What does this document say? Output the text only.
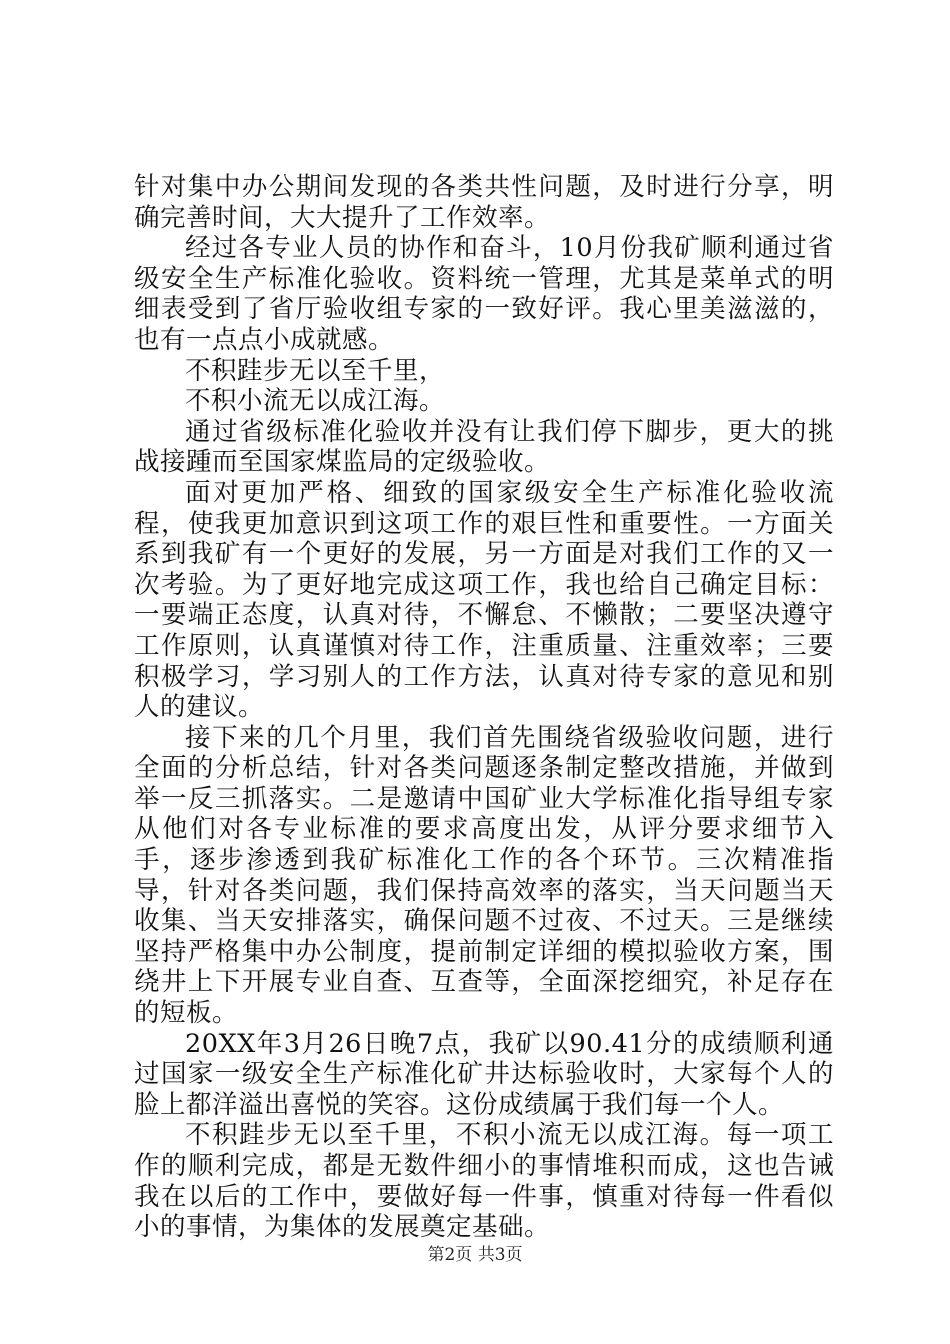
针对集中办公期间发现的各类共性问题，及时进行分享，明确完善时间，大大提升了工作效率。

经过各专业人员的协作和奋斗，10月份我矿顺利通过省级安全生产标准化验收。资料统一管理，尤其是菜单式的明细表受到了省厅验收组专家的一致好评。我心里美滋滋的，也有一点点小成就感。

不积跬步无以至千里，

不积小流无以成江海。

通过省级标准化验收并没有让我们停下脚步，更大的挑战接踵而至国家煤监局的定级验收。

面对更加严格、细致的国家级安全生产标准化验收流程，使我更加意识到这项工作的艰巨性和重要性。一方面关系到我矿有一个更好的发展，另一方面是对我们工作的又一次考验。为了更好地完成这项工作，我也给自己确定目标：一要端正态度，认真对待，不懈怠、不懒散；二要坚决遵守工作原则，认真谨慎对待工作，注重质量、注重效率；三要积极学习，学习别人的工作方法，认真对待专家的意见和别人的建议。

接下来的几个月里，我们首先围绕省级验收问题，进行全面的分析总结，针对各类问题逐条制定整改措施，并做到举一反三抓落实。二是邀请中国矿业大学标准化指导组专家从他们对各专业标准的要求高度出发，从评分要求细节入手，逐步渗透到我矿标准化工作的各个环节。三次精准指导，针对各类问题，我们保持高效率的落实，当天问题当天收集、当天安排落实，确保问题不过夜、不过天。三是继续坚持严格集中办公制度，提前制定详细的模拟验收方案，围绕井上下开展专业自查、互查等，全面深挖细究，补足存在的短板。

20XX年3月26日晚7点，我矿以90.41分的成绩顺利通过国家一级安全生产标准化矿井达标验收时，大家每个人的脸上都洋溢出喜悦的笑容。这份成绩属于我们每一个人。

不积跬步无以至千里，不积小流无以成江海。每一项工作的顺利完成，都是无数件细小的事情堆积而成，这也告诫我在以后的工作中，要做好每一件事，慎重对待每一件看似小的事情，为集体的发展奠定基础。

第2页 共3页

* [Work instructions]:
Make an exact copy of the data, leaving its pictures out.

* [Output for this exercise]:
What does this document say? Output the text only.
针对集中办公期间发现的各类共性问题，及时进行分享，明确完善时间，大大提升了工作效率。

经过各专业人员的协作和奋斗，10月份我矿顺利通过省级安全生产标准化验收。资料统一管理，尤其是菜单式的明细表受到了省厅验收组专家的一致好评。我心里美滋滋的，也有一点点小成就感。

不积跬步无以至千里，

不积小流无以成江海。

通过省级标准化验收并没有让我们停下脚步，更大的挑战接踵而至国家煤监局的定级验收。

面对更加严格、细致的国家级安全生产标准化验收流程，使我更加意识到这项工作的艰巨性和重要性。一方面关系到我矿有一个更好的发展，另一方面是对我们工作的又一次考验。为了更好地完成这项工作，我也给自己确定目标：一要端正态度，认真对待，不懈怠、不懒散；二要坚决遵守工作原则，认真谨慎对待工作，注重质量、注重效率；三要积极学习，学习别人的工作方法，认真对待专家的意见和别人的建议。

接下来的几个月里，我们首先围绕省级验收问题，进行全面的分析总结，针对各类问题逐条制定整改措施，并做到举一反三抓落实。二是邀请中国矿业大学标准化指导组专家从他们对各专业标准的要求高度出发，从评分要求细节入手，逐步渗透到我矿标准化工作的各个环节。三次精准指导，针对各类问题，我们保持高效率的落实，当天问题当天收集、当天安排落实，确保问题不过夜、不过天。三是继续坚持严格集中办公制度，提前制定详细的模拟验收方案，围绕井上下开展专业自查、互查等，全面深挖细究，补足存在的短板。

20XX年3月26日晚7点，我矿以90.41分的成绩顺利通过国家一级安全生产标准化矿井达标验收时，大家每个人的脸上都洋溢出喜悦的笑容。这份成绩属于我们每一个人。

不积跬步无以至千里，不积小流无以成江海。每一项工作的顺利完成，都是无数件细小的事情堆积而成，这也告诫我在以后的工作中，要做好每一件事，慎重对待每一件看似小的事情，为集体的发展奠定基础。

第2页 共3页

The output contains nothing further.